Chart and figure data
::::::::::

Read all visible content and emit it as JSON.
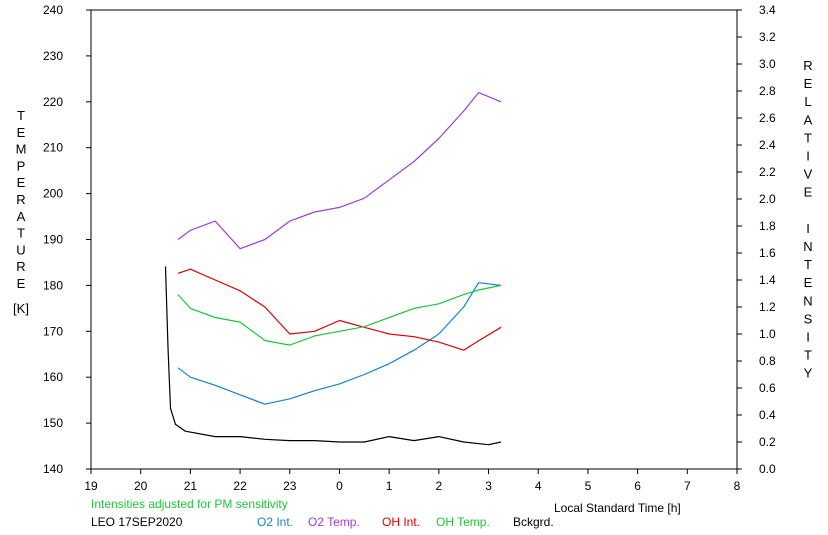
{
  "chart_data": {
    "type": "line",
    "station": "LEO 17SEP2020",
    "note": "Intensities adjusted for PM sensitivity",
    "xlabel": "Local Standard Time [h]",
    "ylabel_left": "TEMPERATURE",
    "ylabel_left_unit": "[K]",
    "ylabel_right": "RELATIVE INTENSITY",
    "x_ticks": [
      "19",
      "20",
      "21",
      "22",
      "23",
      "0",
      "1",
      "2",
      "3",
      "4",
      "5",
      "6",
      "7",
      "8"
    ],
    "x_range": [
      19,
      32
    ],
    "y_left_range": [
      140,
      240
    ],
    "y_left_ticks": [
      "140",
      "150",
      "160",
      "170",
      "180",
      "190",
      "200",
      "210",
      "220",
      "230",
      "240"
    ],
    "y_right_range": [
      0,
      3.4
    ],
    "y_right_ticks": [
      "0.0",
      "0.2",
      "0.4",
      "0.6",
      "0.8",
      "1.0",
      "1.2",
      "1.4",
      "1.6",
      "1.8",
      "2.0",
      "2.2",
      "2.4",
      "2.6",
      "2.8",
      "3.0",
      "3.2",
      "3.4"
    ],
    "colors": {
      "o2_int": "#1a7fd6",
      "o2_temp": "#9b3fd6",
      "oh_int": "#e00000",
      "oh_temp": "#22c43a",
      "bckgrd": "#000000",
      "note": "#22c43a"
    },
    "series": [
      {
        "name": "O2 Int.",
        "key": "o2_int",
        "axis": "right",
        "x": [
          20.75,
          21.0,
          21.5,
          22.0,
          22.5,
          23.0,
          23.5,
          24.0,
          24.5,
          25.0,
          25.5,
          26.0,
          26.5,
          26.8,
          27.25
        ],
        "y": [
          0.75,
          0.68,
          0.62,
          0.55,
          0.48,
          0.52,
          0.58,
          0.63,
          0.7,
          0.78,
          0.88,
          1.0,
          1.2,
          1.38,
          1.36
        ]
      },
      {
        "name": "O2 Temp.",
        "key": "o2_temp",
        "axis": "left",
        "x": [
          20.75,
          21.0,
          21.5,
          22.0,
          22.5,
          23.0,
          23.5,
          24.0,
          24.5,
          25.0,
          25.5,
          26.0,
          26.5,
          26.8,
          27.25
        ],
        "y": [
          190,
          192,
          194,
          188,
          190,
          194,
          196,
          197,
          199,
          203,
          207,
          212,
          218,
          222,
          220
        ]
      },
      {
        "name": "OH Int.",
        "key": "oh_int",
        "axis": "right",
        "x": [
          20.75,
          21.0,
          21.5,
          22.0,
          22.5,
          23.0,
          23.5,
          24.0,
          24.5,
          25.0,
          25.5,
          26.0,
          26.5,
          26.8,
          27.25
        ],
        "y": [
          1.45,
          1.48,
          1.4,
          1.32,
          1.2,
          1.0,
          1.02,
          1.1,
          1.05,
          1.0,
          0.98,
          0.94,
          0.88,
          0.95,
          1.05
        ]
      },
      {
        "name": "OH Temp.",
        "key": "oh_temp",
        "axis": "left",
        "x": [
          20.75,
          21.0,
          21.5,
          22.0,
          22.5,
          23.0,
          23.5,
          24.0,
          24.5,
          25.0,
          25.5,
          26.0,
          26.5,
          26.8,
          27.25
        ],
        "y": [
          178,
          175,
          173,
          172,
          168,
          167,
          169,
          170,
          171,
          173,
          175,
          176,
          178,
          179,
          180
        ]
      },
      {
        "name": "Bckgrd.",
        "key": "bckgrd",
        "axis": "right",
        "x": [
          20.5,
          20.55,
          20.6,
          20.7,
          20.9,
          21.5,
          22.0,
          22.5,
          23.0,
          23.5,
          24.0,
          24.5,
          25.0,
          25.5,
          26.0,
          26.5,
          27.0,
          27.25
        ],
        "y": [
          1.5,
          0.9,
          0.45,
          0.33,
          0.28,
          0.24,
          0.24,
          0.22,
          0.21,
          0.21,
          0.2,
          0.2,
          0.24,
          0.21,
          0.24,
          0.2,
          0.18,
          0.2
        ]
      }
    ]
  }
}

::::::::::

# [Task requirements]
Choose all lines containing the string "name" and copy them out.

# [Exercise answer]
        "name": "O2 Int.",
        "name": "O2 Temp.",
        "name": "OH Int.",
        "name": "OH Temp.",
        "name": "Bckgrd.",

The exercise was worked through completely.